# THE TASK
Whenever a line in the material below includes "rmse", copy that line.

______

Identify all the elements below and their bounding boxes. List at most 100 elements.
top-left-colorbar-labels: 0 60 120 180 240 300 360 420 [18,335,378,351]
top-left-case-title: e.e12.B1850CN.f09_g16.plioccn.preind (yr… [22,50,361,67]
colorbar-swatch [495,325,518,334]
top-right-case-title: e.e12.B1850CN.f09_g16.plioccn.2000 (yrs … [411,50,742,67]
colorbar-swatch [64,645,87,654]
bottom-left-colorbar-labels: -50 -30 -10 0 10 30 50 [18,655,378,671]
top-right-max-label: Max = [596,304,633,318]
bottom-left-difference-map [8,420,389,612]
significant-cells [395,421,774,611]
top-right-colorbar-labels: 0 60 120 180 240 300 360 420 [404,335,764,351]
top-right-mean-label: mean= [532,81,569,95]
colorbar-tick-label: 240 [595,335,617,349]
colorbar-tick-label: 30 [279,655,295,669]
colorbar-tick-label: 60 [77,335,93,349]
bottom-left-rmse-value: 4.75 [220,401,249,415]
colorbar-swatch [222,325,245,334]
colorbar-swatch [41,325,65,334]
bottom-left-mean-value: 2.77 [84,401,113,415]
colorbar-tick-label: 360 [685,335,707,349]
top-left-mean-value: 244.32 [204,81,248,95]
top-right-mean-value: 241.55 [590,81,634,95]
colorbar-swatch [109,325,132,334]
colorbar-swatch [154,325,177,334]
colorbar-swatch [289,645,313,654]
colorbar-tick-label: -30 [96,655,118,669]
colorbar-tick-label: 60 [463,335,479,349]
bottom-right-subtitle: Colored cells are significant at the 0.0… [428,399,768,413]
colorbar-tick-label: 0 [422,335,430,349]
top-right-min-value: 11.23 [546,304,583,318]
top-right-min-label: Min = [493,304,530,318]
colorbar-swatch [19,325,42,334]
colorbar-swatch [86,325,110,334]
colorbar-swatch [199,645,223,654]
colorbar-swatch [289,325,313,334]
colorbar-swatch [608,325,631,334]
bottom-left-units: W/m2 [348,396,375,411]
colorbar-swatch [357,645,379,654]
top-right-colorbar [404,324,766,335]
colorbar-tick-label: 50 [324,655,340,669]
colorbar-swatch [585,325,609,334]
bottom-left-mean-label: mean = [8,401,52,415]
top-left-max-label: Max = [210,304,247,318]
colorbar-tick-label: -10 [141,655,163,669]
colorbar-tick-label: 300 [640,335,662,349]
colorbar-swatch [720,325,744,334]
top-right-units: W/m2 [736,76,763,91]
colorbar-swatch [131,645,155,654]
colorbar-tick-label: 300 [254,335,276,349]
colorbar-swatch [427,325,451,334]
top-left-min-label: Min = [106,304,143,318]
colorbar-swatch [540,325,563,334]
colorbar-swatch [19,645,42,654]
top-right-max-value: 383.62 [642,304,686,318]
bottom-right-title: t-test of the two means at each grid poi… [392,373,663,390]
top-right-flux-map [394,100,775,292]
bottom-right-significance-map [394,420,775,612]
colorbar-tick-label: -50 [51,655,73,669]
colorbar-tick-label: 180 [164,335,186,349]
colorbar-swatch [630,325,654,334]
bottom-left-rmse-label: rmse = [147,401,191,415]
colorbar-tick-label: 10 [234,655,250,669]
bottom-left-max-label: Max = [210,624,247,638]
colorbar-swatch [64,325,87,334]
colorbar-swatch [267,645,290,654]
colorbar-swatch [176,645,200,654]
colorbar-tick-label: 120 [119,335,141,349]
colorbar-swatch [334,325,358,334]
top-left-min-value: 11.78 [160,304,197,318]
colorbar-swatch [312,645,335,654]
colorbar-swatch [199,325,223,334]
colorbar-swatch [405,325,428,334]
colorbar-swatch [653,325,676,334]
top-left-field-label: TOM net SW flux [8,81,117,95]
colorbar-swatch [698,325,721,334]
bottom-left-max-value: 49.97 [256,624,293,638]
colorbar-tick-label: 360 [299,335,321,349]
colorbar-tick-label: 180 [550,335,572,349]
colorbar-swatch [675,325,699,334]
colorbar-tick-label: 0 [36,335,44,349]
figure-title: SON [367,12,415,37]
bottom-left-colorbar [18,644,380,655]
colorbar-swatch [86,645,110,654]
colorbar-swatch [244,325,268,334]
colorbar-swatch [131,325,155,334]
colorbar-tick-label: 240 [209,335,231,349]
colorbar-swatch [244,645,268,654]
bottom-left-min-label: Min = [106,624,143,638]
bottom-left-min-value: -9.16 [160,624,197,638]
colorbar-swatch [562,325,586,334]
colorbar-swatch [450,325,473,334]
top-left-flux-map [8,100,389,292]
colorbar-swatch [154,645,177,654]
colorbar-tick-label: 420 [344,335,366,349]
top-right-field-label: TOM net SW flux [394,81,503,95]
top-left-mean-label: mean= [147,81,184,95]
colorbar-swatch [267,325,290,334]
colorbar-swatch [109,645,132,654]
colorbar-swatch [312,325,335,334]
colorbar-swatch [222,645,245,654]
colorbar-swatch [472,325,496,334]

______

# REPLY
bottom-left-rmse-value: 4.75 [220,401,249,415]
bottom-left-rmse-label: rmse = [147,401,191,415]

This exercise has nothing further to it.